§ Problem details
Strip the pictures and reproduce the rest of the listing exactly.
**** Listed records ****
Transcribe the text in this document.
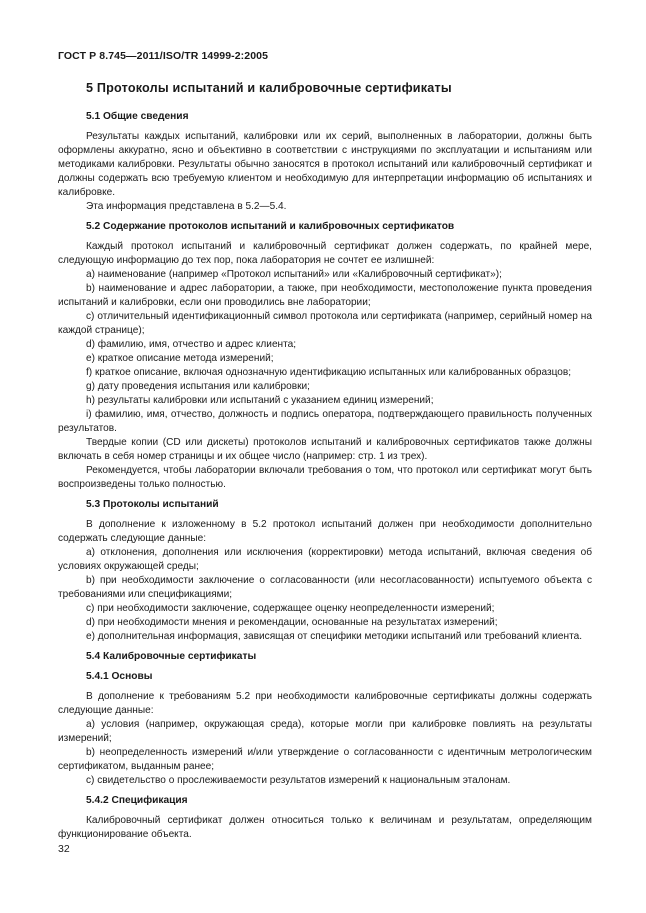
ГОСТ Р 8.745—2011/ISO/TR 14999-2:2005
5 Протоколы испытаний и калибровочные сертификаты
5.1 Общие сведения

Результаты каждых испытаний, калибровки или их серий, выполненных в лаборатории, должны быть оформлены аккуратно, ясно и объективно в соответствии с инструкциями по эксплуатации и испытаниям или методиками калибровки. Результаты обычно заносятся в протокол испытаний или калибровочный сертификат и должны содержать всю требуемую клиентом и необходимую для интерпретации информацию об испытаниях и калибровке.

Эта информация представлена в 5.2—5.4.

5.2 Содержание протоколов испытаний и калибровочных сертификатов

Каждый протокол испытаний и калибровочный сертификат должен содержать, по крайней мере, следующую информацию до тех пор, пока лаборатория не сочтет ее излишней:

а) наименование (например «Протокол испытаний» или «Калибровочный сертификат»);

b) наименование и адрес лаборатории, а также, при необходимости, местоположение пункта проведения испытаний и калибровки, если они проводились вне лаборатории;

с) отличительный идентификационный символ протокола или сертификата (например, серийный номер на каждой странице);

d) фамилию, имя, отчество и адрес клиента;

е) краткое описание метода измерений;

f) краткое описание, включая однозначную идентификацию испытанных или калиброванных образцов;

g) дату проведения испытания или калибровки;

h) результаты калибровки или испытаний с указанием единиц измерений;

i) фамилию, имя, отчество, должность и подпись оператора, подтверждающего правильность полученных результатов.

Твердые копии (CD или дискеты) протоколов испытаний и калибровочных сертификатов также должны включать в себя номер страницы и их общее число (например: стр. 1 из трех).

Рекомендуется, чтобы лаборатории включали требования о том, что протокол или сертификат могут быть воспроизведены только полностью.

5.3 Протоколы испытаний

В дополнение к изложенному в 5.2 протокол испытаний должен при необходимости дополнительно содержать следующие данные:

а) отклонения, дополнения или исключения (корректировки) метода испытаний, включая сведения об условиях окружающей среды;

b) при необходимости заключение о согласованности (или несогласованности) испытуемого объекта с требованиями или спецификациями;

с) при необходимости заключение, содержащее оценку неопределенности измерений;

d) при необходимости мнения и рекомендации, основанные на результатах измерений;

е) дополнительная информация, зависящая от специфики методики испытаний или требований клиента.

5.4 Калибровочные сертификаты
5.4.1 Основы

В дополнение к требованиям 5.2 при необходимости калибровочные сертификаты должны содержать следующие данные:

а) условия (например, окружающая среда), которые могли при калибровке повлиять на результаты измерений;

b) неопределенность измерений и/или утверждение о согласованности с идентичным метрологическим сертификатом, выданным ранее;

с) свидетельство о прослеживаемости результатов измерений к национальным эталонам.

5.4.2 Спецификация

Калибровочный сертификат должен относиться только к величинам и результатам, определяющим функционирование объекта.

32
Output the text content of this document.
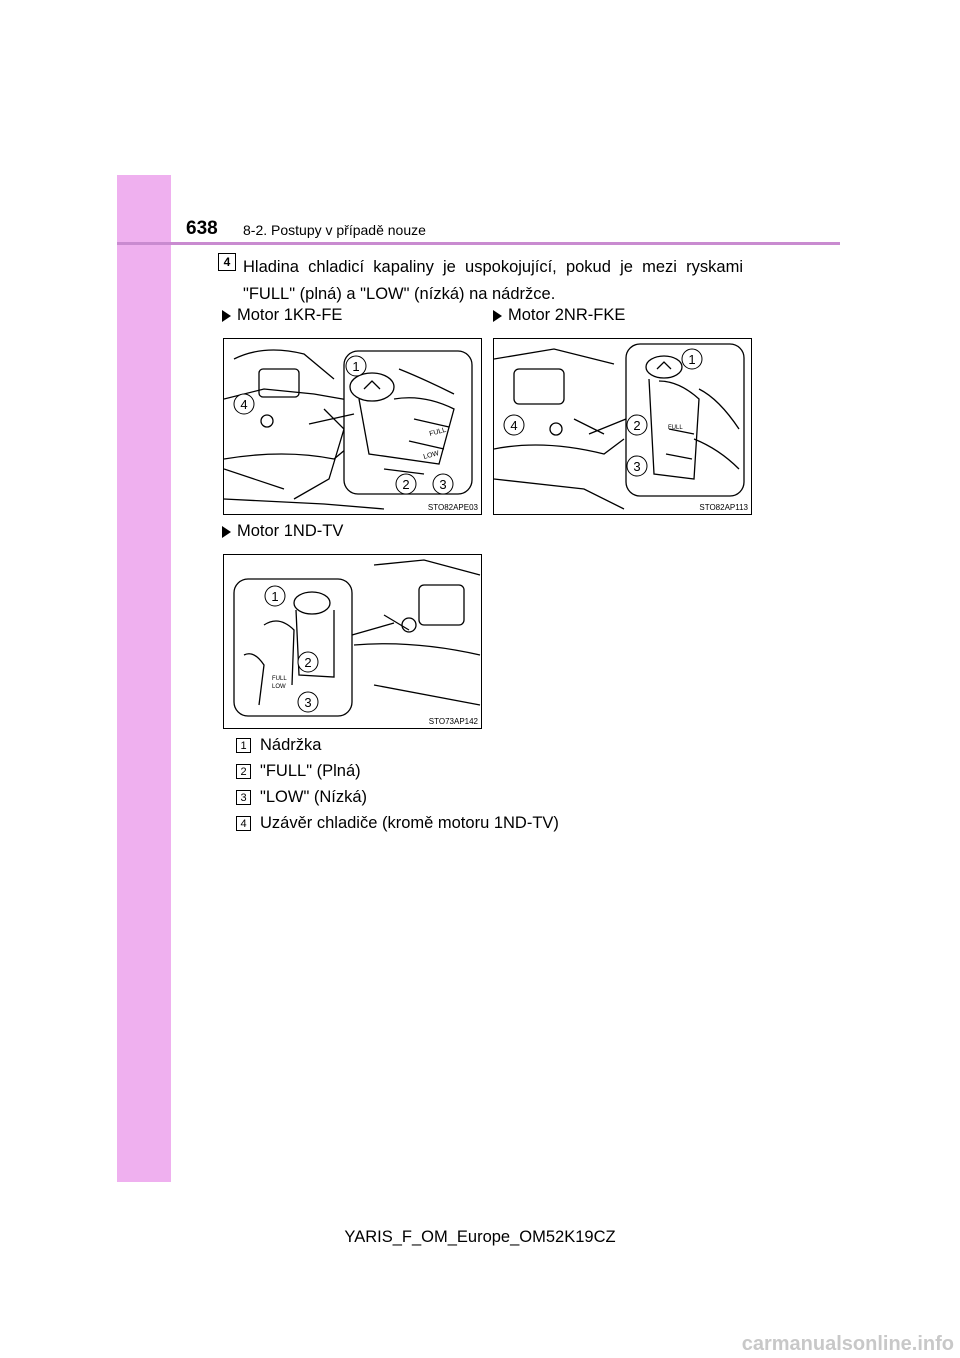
638 8-2. Postupy v případě nouze
4 Hladina chladicí kapaliny je uspokojující, pokud je mezi ryskami "FULL" (plná) a "LOW" (nízká) na nádržce.
Motor 1KR-FE	Motor 2NR-FKE
FULL
LOW
1
4
2 3
STO82APE03
FULL
1
2
3
4
STO82AP113
Motor 1ND-TV
FULL
LOW
1
2
3
STO73AP142
1 Nádržka
2 "FULL" (Plná)
3 "LOW" (Nízká)
4 Uzávěr chladiče (kromě motoru 1ND-TV)
YARIS_F_OM_Europe_OM52K19CZ
carmanualsonline.info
****
§ Result for this task
Transcribe the text in this document.
ГОСТ Р 8.745—2011/ISO/TR 14999-2:2005
5 Протоколы испытаний и калибровочные сертификаты
5.1 Общие сведения

Результаты каждых испытаний, калибровки или их серий, выполненных в лаборатории, должны быть оформлены аккуратно, ясно и объективно в соответствии с инструкциями по эксплуатации и испытаниям или методиками калибровки. Результаты обычно заносятся в протокол испытаний или калибровочный сертификат и должны содержать всю требуемую клиентом и необходимую для интерпретации информацию об испытаниях и калибровке.

Эта информация представлена в 5.2—5.4.

5.2 Содержание протоколов испытаний и калибровочных сертификатов

Каждый протокол испытаний и калибровочный сертификат должен содержать, по крайней мере, следующую информацию до тех пор, пока лаборатория не сочтет ее излишней:

а) наименование (например «Протокол испытаний» или «Калибровочный сертификат»);

b) наименование и адрес лаборатории, а также, при необходимости, местоположение пункта проведения испытаний и калибровки, если они проводились вне лаборатории;

с) отличительный идентификационный символ протокола или сертификата (например, серийный номер на каждой странице);

d) фамилию, имя, отчество и адрес клиента;

е) краткое описание метода измерений;

f) краткое описание, включая однозначную идентификацию испытанных или калиброванных образцов;

g) дату проведения испытания или калибровки;

h) результаты калибровки или испытаний с указанием единиц измерений;

i) фамилию, имя, отчество, должность и подпись оператора, подтверждающего правильность полученных результатов.

Твердые копии (CD или дискеты) протоколов испытаний и калибровочных сертификатов также должны включать в себя номер страницы и их общее число (например: стр. 1 из трех).

Рекомендуется, чтобы лаборатории включали требования о том, что протокол или сертификат могут быть воспроизведены только полностью.

5.3 Протоколы испытаний

В дополнение к изложенному в 5.2 протокол испытаний должен при необходимости дополнительно содержать следующие данные:

а) отклонения, дополнения или исключения (корректировки) метода испытаний, включая сведения об условиях окружающей среды;

b) при необходимости заключение о согласованности (или несогласованности) испытуемого объекта с требованиями или спецификациями;

с) при необходимости заключение, содержащее оценку неопределенности измерений;

d) при необходимости мнения и рекомендации, основанные на результатах измерений;

е) дополнительная информация, зависящая от специфики методики испытаний или требований клиента.

5.4 Калибровочные сертификаты
5.4.1 Основы

В дополнение к требованиям 5.2 при необходимости калибровочные сертификаты должны содержать следующие данные:

а) условия (например, окружающая среда), которые могли при калибровке повлиять на результаты измерений;

b) неопределенность измерений и/или утверждение о согласованности с идентичным метрологическим сертификатом, выданным ранее;

с) свидетельство о прослеживаемости результатов измерений к национальным эталонам.

5.4.2 Спецификация

Калибровочный сертификат должен относиться только к величинам и результатам, определяющим функционирование объекта.

32
Output the text content of this document.
638 8-2. Postupy v případě nouze
4 Hladina chladicí kapaliny je uspokojující, pokud je mezi ryskami "FULL" (plná) a "LOW" (nízká) na nádržce.
Motor 1KR-FE	Motor 2NR-FKE
FULL
LOW
1
4
2 3
STO82APE03
FULL
1
2
3
4
STO82AP113
Motor 1ND-TV
FULL
LOW
1
2
3
STO73AP142
1 Nádržka
2 "FULL" (Plná)
3 "LOW" (Nízká)
4 Uzávěr chladiče (kromě motoru 1ND-TV)
YARIS_F_OM_Europe_OM52K19CZ
carmanualsonline.info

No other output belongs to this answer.